Records from a collection of figures

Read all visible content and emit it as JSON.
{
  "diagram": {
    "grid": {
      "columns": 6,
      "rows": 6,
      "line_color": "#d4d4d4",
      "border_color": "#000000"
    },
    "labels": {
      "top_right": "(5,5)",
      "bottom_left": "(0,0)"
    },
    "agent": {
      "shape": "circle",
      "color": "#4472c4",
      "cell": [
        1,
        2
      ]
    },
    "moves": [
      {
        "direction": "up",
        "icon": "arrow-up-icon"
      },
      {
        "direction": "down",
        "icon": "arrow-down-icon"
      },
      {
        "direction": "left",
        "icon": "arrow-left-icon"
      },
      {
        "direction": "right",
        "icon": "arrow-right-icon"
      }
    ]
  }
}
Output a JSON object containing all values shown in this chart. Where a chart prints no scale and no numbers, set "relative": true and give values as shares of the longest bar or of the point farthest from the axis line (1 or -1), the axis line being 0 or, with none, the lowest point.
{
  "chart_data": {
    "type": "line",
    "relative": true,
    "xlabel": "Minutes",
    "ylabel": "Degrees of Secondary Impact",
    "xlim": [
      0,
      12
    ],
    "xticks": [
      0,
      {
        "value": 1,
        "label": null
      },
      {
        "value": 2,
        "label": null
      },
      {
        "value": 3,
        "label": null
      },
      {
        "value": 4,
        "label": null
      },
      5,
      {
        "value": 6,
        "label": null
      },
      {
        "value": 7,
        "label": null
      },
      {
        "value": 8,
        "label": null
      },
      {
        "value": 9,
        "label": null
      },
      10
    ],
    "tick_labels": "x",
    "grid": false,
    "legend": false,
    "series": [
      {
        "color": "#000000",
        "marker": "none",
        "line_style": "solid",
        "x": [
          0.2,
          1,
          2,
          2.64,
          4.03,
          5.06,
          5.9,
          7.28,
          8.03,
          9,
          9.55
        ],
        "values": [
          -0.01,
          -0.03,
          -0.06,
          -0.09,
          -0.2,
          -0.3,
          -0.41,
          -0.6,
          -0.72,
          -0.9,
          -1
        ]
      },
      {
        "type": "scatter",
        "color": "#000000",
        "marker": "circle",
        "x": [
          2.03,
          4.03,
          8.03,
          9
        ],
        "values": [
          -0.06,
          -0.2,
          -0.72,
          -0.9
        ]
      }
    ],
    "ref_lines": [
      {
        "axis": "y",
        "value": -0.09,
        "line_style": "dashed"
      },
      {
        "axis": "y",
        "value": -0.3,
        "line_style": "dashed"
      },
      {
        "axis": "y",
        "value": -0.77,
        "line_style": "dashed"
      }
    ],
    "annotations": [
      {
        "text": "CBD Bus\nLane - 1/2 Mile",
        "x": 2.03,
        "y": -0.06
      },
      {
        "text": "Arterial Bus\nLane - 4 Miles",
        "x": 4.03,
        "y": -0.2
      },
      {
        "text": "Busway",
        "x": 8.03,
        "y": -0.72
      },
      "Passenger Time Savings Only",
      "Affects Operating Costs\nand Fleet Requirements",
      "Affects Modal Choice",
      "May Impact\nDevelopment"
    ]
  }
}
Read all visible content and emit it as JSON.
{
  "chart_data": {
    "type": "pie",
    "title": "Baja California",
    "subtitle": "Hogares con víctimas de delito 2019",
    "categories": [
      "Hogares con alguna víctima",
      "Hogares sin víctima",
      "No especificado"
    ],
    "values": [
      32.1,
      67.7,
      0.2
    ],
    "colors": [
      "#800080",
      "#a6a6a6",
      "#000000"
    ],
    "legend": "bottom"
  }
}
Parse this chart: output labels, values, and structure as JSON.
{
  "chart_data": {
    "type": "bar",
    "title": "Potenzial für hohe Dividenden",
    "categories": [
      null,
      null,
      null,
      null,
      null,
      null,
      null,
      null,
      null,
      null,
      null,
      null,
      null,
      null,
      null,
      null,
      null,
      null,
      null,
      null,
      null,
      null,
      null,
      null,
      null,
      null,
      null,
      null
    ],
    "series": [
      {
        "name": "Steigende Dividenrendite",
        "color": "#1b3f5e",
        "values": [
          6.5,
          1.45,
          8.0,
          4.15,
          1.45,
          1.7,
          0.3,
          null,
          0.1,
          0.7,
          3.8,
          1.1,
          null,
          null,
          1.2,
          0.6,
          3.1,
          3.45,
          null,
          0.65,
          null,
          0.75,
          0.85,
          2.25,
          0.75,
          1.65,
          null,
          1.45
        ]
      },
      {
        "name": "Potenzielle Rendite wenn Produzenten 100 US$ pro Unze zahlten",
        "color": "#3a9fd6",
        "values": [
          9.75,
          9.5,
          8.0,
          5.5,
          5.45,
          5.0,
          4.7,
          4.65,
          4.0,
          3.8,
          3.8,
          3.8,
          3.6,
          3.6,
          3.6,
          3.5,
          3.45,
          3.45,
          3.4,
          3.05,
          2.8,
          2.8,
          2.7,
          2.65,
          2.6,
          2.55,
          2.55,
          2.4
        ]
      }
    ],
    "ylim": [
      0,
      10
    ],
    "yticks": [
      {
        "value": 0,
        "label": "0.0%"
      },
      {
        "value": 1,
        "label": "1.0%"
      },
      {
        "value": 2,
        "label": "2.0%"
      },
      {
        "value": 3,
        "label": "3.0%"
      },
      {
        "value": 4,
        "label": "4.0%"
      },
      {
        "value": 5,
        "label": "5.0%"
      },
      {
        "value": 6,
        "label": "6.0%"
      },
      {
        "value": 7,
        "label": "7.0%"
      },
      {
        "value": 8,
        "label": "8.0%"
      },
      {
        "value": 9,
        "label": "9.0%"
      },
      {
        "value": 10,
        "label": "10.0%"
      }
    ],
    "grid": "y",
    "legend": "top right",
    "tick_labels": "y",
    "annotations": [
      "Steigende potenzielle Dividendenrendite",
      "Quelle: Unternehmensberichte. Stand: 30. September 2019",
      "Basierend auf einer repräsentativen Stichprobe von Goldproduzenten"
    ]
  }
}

▸ **Exercise brief**
Restate the records, all of them, precisely as written.

▸ **Response to the exercise**
Read all visible content and emit it as JSON.
{
  "diagram": {
    "grid": {
      "columns": 6,
      "rows": 6,
      "line_color": "#d4d4d4",
      "border_color": "#000000"
    },
    "labels": {
      "top_right": "(5,5)",
      "bottom_left": "(0,0)"
    },
    "agent": {
      "shape": "circle",
      "color": "#4472c4",
      "cell": [
        1,
        2
      ]
    },
    "moves": [
      {
        "direction": "up",
        "icon": "arrow-up-icon"
      },
      {
        "direction": "down",
        "icon": "arrow-down-icon"
      },
      {
        "direction": "left",
        "icon": "arrow-left-icon"
      },
      {
        "direction": "right",
        "icon": "arrow-right-icon"
      }
    ]
  }
}
Output a JSON object containing all values shown in this chart. Where a chart prints no scale and no numbers, set "relative": true and give values as shares of the longest bar or of the point farthest from the axis line (1 or -1), the axis line being 0 or, with none, the lowest point.
{
  "chart_data": {
    "type": "line",
    "relative": true,
    "xlabel": "Minutes",
    "ylabel": "Degrees of Secondary Impact",
    "xlim": [
      0,
      12
    ],
    "xticks": [
      0,
      {
        "value": 1,
        "label": null
      },
      {
        "value": 2,
        "label": null
      },
      {
        "value": 3,
        "label": null
      },
      {
        "value": 4,
        "label": null
      },
      5,
      {
        "value": 6,
        "label": null
      },
      {
        "value": 7,
        "label": null
      },
      {
        "value": 8,
        "label": null
      },
      {
        "value": 9,
        "label": null
      },
      10
    ],
    "tick_labels": "x",
    "grid": false,
    "legend": false,
    "series": [
      {
        "color": "#000000",
        "marker": "none",
        "line_style": "solid",
        "x": [
          0.2,
          1,
          2,
          2.64,
          4.03,
          5.06,
          5.9,
          7.28,
          8.03,
          9,
          9.55
        ],
        "values": [
          -0.01,
          -0.03,
          -0.06,
          -0.09,
          -0.2,
          -0.3,
          -0.41,
          -0.6,
          -0.72,
          -0.9,
          -1
        ]
      },
      {
        "type": "scatter",
        "color": "#000000",
        "marker": "circle",
        "x": [
          2.03,
          4.03,
          8.03,
          9
        ],
        "values": [
          -0.06,
          -0.2,
          -0.72,
          -0.9
        ]
      }
    ],
    "ref_lines": [
      {
        "axis": "y",
        "value": -0.09,
        "line_style": "dashed"
      },
      {
        "axis": "y",
        "value": -0.3,
        "line_style": "dashed"
      },
      {
        "axis": "y",
        "value": -0.77,
        "line_style": "dashed"
      }
    ],
    "annotations": [
      {
        "text": "CBD Bus\nLane - 1/2 Mile",
        "x": 2.03,
        "y": -0.06
      },
      {
        "text": "Arterial Bus\nLane - 4 Miles",
        "x": 4.03,
        "y": -0.2
      },
      {
        "text": "Busway",
        "x": 8.03,
        "y": -0.72
      },
      "Passenger Time Savings Only",
      "Affects Operating Costs\nand Fleet Requirements",
      "Affects Modal Choice",
      "May Impact\nDevelopment"
    ]
  }
}
Read all visible content and emit it as JSON.
{
  "chart_data": {
    "type": "pie",
    "title": "Baja California",
    "subtitle": "Hogares con víctimas de delito 2019",
    "categories": [
      "Hogares con alguna víctima",
      "Hogares sin víctima",
      "No especificado"
    ],
    "values": [
      32.1,
      67.7,
      0.2
    ],
    "colors": [
      "#800080",
      "#a6a6a6",
      "#000000"
    ],
    "legend": "bottom"
  }
}
Parse this chart: output labels, values, and structure as JSON.
{
  "chart_data": {
    "type": "bar",
    "title": "Potenzial für hohe Dividenden",
    "categories": [
      null,
      null,
      null,
      null,
      null,
      null,
      null,
      null,
      null,
      null,
      null,
      null,
      null,
      null,
      null,
      null,
      null,
      null,
      null,
      null,
      null,
      null,
      null,
      null,
      null,
      null,
      null,
      null
    ],
    "series": [
      {
        "name": "Steigende Dividenrendite",
        "color": "#1b3f5e",
        "values": [
          6.5,
          1.45,
          8.0,
          4.15,
          1.45,
          1.7,
          0.3,
          null,
          0.1,
          0.7,
          3.8,
          1.1,
          null,
          null,
          1.2,
          0.6,
          3.1,
          3.45,
          null,
          0.65,
          null,
          0.75,
          0.85,
          2.25,
          0.75,
          1.65,
          null,
          1.45
        ]
      },
      {
        "name": "Potenzielle Rendite wenn Produzenten 100 US$ pro Unze zahlten",
        "color": "#3a9fd6",
        "values": [
          9.75,
          9.5,
          8.0,
          5.5,
          5.45,
          5.0,
          4.7,
          4.65,
          4.0,
          3.8,
          3.8,
          3.8,
          3.6,
          3.6,
          3.6,
          3.5,
          3.45,
          3.45,
          3.4,
          3.05,
          2.8,
          2.8,
          2.7,
          2.65,
          2.6,
          2.55,
          2.55,
          2.4
        ]
      }
    ],
    "ylim": [
      0,
      10
    ],
    "yticks": [
      {
        "value": 0,
        "label": "0.0%"
      },
      {
        "value": 1,
        "label": "1.0%"
      },
      {
        "value": 2,
        "label": "2.0%"
      },
      {
        "value": 3,
        "label": "3.0%"
      },
      {
        "value": 4,
        "label": "4.0%"
      },
      {
        "value": 5,
        "label": "5.0%"
      },
      {
        "value": 6,
        "label": "6.0%"
      },
      {
        "value": 7,
        "label": "7.0%"
      },
      {
        "value": 8,
        "label": "8.0%"
      },
      {
        "value": 9,
        "label": "9.0%"
      },
      {
        "value": 10,
        "label": "10.0%"
      }
    ],
    "grid": "y",
    "legend": "top right",
    "tick_labels": "y",
    "annotations": [
      "Steigende potenzielle Dividendenrendite",
      "Quelle: Unternehmensberichte. Stand: 30. September 2019",
      "Basierend auf einer repräsentativen Stichprobe von Goldproduzenten"
    ]
  }
}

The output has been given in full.